(Figure contents as structured data)
[Start]

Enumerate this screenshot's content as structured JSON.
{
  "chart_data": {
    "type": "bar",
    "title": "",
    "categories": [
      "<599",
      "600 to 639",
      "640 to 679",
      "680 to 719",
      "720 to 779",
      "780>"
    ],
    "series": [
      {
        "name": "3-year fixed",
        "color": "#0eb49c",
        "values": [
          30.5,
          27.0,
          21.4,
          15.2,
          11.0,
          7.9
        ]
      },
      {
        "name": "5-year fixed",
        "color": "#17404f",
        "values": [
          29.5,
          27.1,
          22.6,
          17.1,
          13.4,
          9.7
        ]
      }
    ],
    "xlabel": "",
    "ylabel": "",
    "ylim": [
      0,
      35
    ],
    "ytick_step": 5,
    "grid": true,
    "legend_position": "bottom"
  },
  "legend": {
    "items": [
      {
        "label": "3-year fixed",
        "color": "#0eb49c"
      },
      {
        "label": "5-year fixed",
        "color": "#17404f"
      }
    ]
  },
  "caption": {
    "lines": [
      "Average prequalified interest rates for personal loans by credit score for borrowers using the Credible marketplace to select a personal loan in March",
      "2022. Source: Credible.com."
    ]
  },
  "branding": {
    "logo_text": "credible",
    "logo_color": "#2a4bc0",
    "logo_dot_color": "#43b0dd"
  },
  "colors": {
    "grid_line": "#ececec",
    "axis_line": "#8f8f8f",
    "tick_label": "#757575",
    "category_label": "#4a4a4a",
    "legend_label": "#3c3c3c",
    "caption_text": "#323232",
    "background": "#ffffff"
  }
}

[End]

- [WORK TO COMPLETE] Copy all the entries verbatim.

- [COMPLETE OUTPUT]
Enumerate this screenshot's content as structured JSON.
{
  "chart_data": {
    "type": "bar",
    "title": "",
    "categories": [
      "<599",
      "600 to 639",
      "640 to 679",
      "680 to 719",
      "720 to 779",
      "780>"
    ],
    "series": [
      {
        "name": "3-year fixed",
        "color": "#0eb49c",
        "values": [
          30.5,
          27.0,
          21.4,
          15.2,
          11.0,
          7.9
        ]
      },
      {
        "name": "5-year fixed",
        "color": "#17404f",
        "values": [
          29.5,
          27.1,
          22.6,
          17.1,
          13.4,
          9.7
        ]
      }
    ],
    "xlabel": "",
    "ylabel": "",
    "ylim": [
      0,
      35
    ],
    "ytick_step": 5,
    "grid": true,
    "legend_position": "bottom"
  },
  "legend": {
    "items": [
      {
        "label": "3-year fixed",
        "color": "#0eb49c"
      },
      {
        "label": "5-year fixed",
        "color": "#17404f"
      }
    ]
  },
  "caption": {
    "lines": [
      "Average prequalified interest rates for personal loans by credit score for borrowers using the Credible marketplace to select a personal loan in March",
      "2022. Source: Credible.com."
    ]
  },
  "branding": {
    "logo_text": "credible",
    "logo_color": "#2a4bc0",
    "logo_dot_color": "#43b0dd"
  },
  "colors": {
    "grid_line": "#ececec",
    "axis_line": "#8f8f8f",
    "tick_label": "#757575",
    "category_label": "#4a4a4a",
    "legend_label": "#3c3c3c",
    "caption_text": "#323232",
    "background": "#ffffff"
  }
}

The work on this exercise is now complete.